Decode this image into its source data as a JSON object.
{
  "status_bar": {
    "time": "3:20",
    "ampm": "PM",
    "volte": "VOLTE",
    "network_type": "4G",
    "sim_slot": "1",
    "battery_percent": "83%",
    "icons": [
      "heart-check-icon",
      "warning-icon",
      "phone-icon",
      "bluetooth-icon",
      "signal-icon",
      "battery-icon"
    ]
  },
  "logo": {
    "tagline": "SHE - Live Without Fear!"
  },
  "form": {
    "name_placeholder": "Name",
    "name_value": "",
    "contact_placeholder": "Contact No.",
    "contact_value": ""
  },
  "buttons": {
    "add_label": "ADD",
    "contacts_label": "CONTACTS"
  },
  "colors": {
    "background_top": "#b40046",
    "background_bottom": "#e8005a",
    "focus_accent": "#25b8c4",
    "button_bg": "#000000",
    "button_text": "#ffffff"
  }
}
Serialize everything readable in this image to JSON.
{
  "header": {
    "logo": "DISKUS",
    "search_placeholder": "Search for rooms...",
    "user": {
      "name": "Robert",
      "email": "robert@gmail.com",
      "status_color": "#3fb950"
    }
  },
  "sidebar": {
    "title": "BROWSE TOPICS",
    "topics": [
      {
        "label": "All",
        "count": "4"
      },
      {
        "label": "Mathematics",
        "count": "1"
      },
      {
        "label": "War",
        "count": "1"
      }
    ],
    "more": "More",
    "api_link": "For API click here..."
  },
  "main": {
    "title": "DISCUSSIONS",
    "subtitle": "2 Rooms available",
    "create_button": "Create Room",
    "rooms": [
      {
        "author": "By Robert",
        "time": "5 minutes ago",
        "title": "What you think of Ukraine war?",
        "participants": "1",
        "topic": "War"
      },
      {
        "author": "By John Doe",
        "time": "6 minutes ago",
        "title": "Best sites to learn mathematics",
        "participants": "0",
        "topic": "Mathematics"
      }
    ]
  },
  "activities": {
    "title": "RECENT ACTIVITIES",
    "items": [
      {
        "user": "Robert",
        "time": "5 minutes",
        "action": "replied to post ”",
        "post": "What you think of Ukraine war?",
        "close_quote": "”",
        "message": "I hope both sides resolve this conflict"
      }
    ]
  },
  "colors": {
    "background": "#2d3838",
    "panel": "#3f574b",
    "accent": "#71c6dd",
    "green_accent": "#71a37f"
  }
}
▬▬▬▬▬▬▬▬▬▬
Gather from the data above every line with the string "image".

Decode this image into its source data as a JSON object.
Serialize everything readable in this image to JSON.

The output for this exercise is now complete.